Leave out the pictures and transcribe the rest of the records exactly.

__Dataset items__
--*--

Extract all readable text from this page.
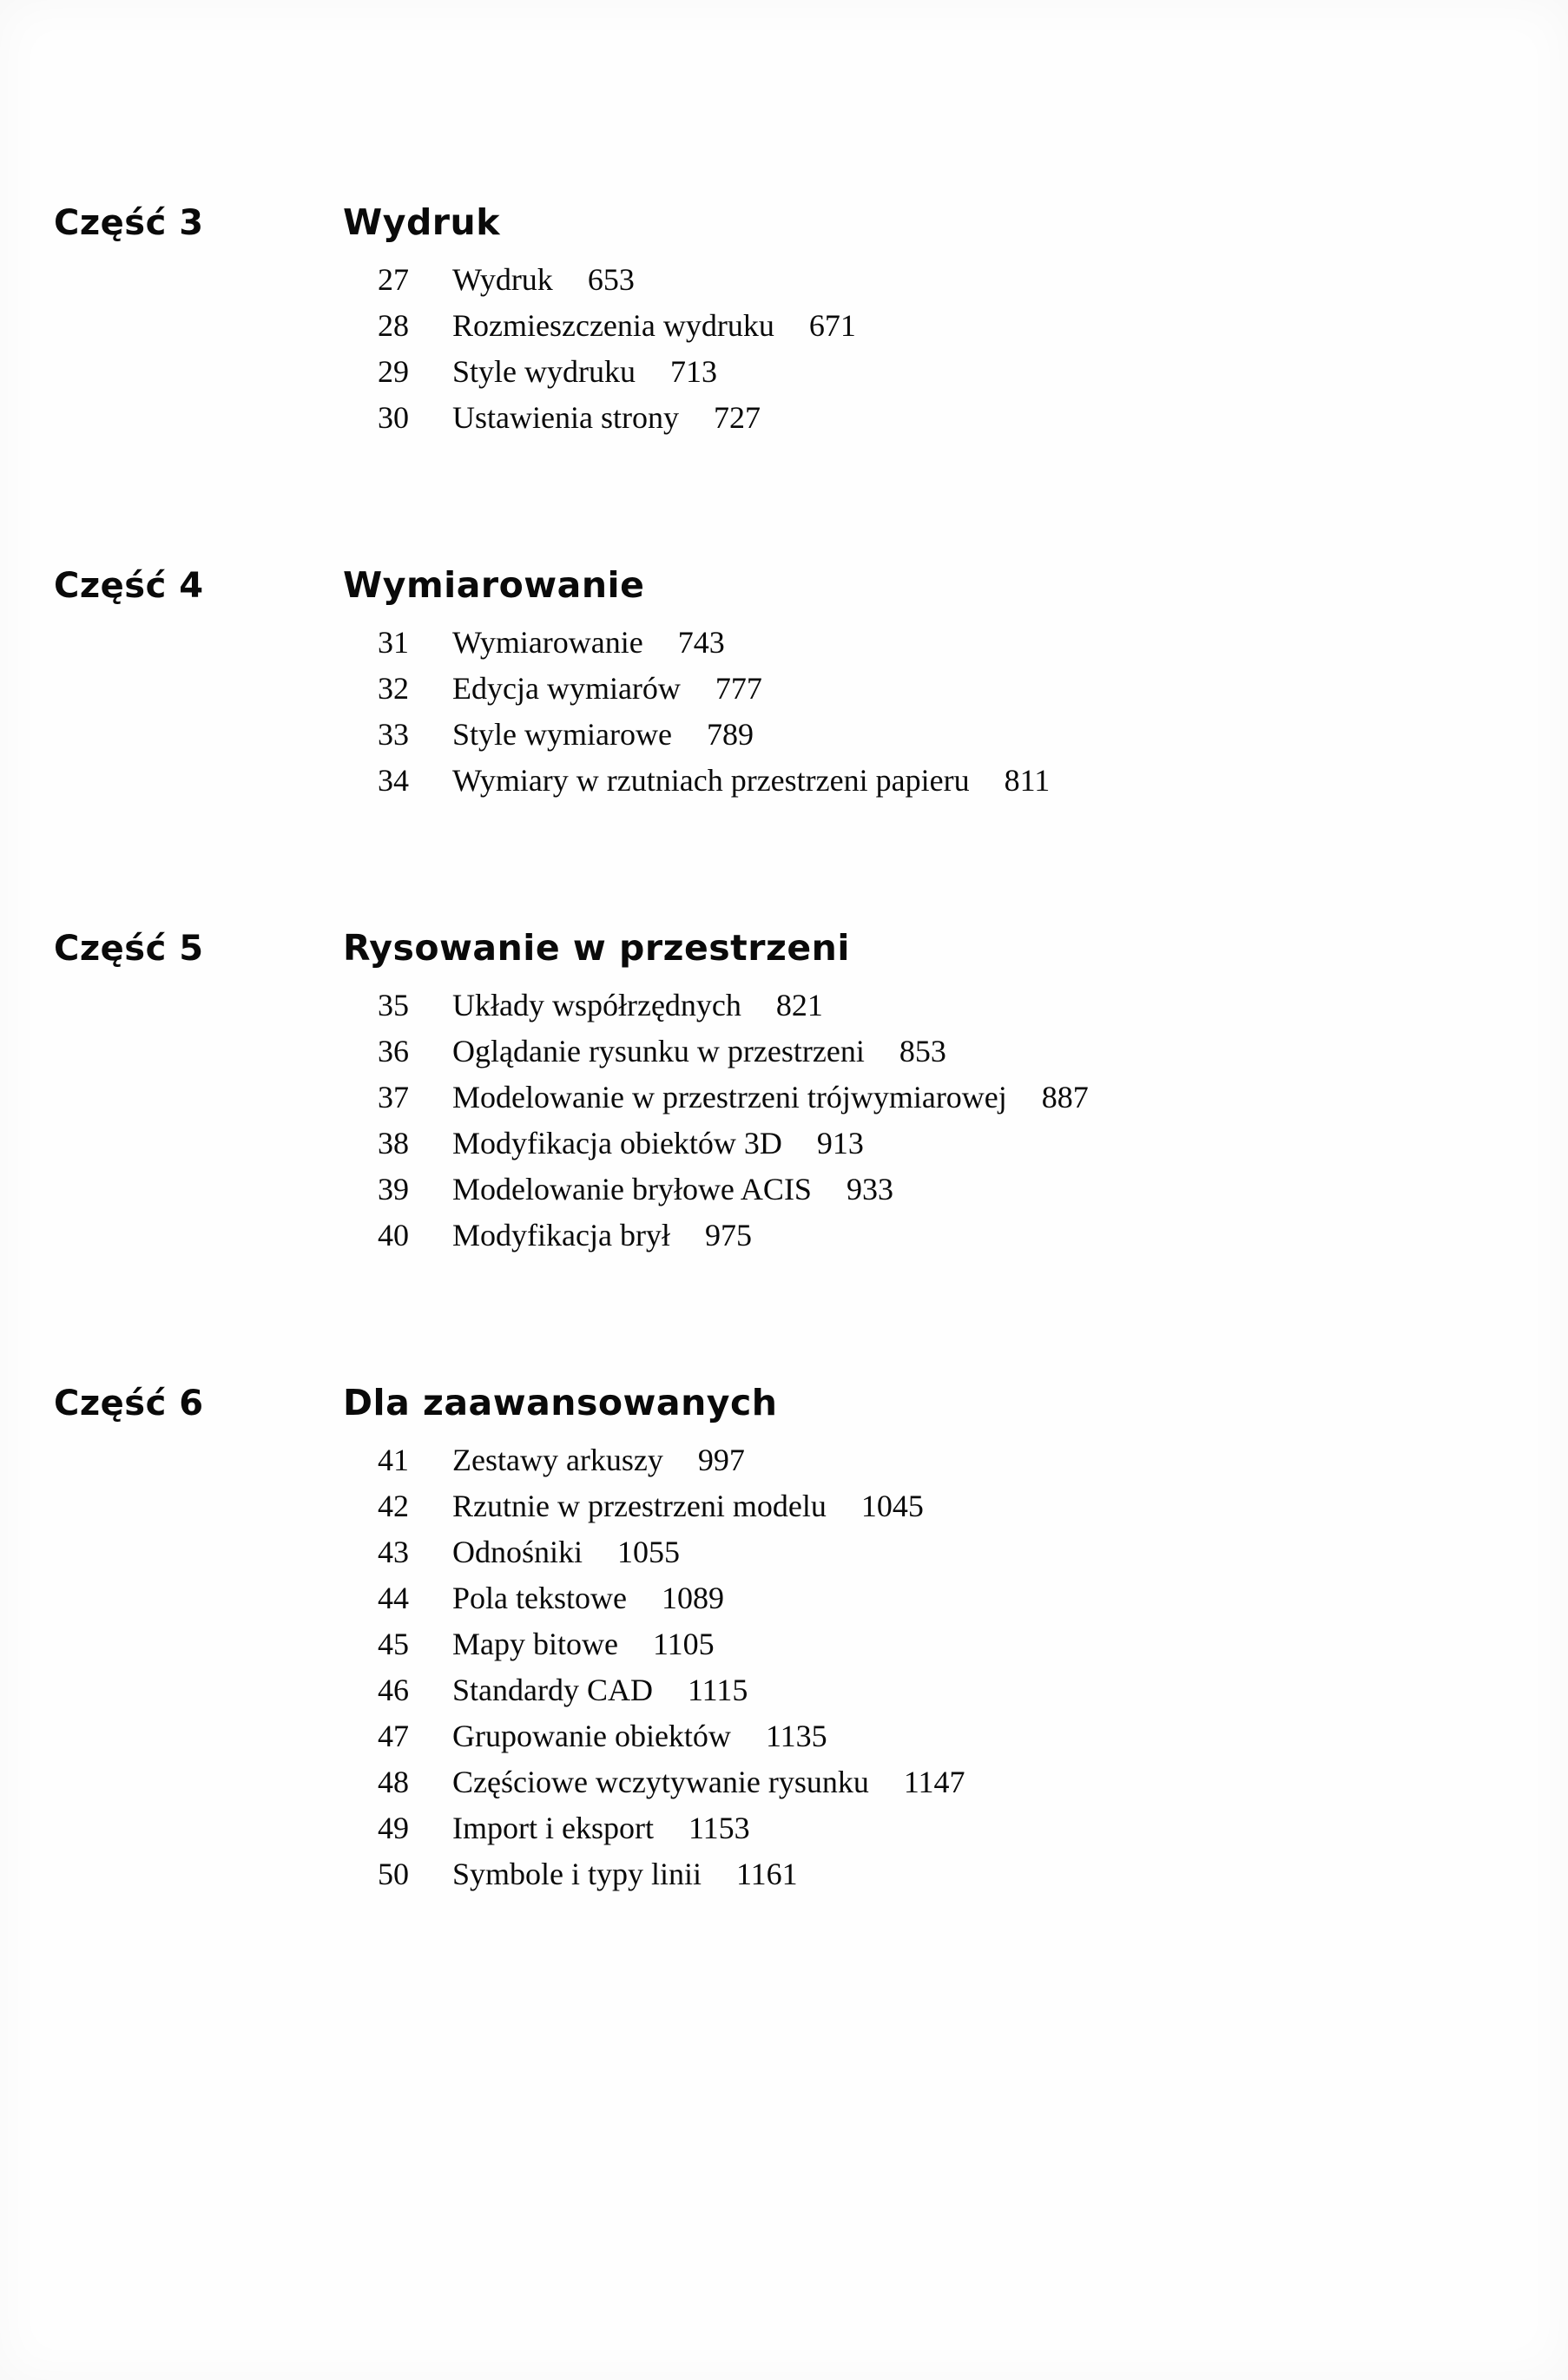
Część 3	Wydruk
27	Wydruk 653
28	Rozmieszczenia wydruku 671
29	Style wydruku 713
30	Ustawienia strony 727
Część 4	Wymiarowanie
31	Wymiarowanie 743
32	Edycja wymiarów 777
33	Style wymiarowe 789
34	Wymiary w rzutniach przestrzeni papieru 811
Część 5	Rysowanie w przestrzeni
35	Układy współrzędnych 821
36	Oglądanie rysunku w przestrzeni 853
37	Modelowanie w przestrzeni trójwymiarowej 887
38	Modyfikacja obiektów 3D 913
39	Modelowanie bryłowe ACIS 933
40	Modyfikacja brył 975
Część 6	Dla zaawansowanych
41	Zestawy arkuszy 997
42	Rzutnie w przestrzeni modelu 1045
43	Odnośniki 1055
44	Pola tekstowe 1089
45	Mapy bitowe 1105
46	Standardy CAD 1115
47	Grupowanie obiektów 1135
48	Częściowe wczytywanie rysunku 1147
49	Import i eksport 1153
50	Symbole i typy linii 1161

--*--

__FINAL ANSWER__
Extract all readable text from this page.
Część 3	Wydruk
27	Wydruk 653
28	Rozmieszczenia wydruku 671
29	Style wydruku 713
30	Ustawienia strony 727
Część 4	Wymiarowanie
31	Wymiarowanie 743
32	Edycja wymiarów 777
33	Style wymiarowe 789
34	Wymiary w rzutniach przestrzeni papieru 811
Część 5	Rysowanie w przestrzeni
35	Układy współrzędnych 821
36	Oglądanie rysunku w przestrzeni 853
37	Modelowanie w przestrzeni trójwymiarowej 887
38	Modyfikacja obiektów 3D 913
39	Modelowanie bryłowe ACIS 933
40	Modyfikacja brył 975
Część 6	Dla zaawansowanych
41	Zestawy arkuszy 997
42	Rzutnie w przestrzeni modelu 1045
43	Odnośniki 1055
44	Pola tekstowe 1089
45	Mapy bitowe 1105
46	Standardy CAD 1115
47	Grupowanie obiektów 1135
48	Częściowe wczytywanie rysunku 1147
49	Import i eksport 1153
50	Symbole i typy linii 1161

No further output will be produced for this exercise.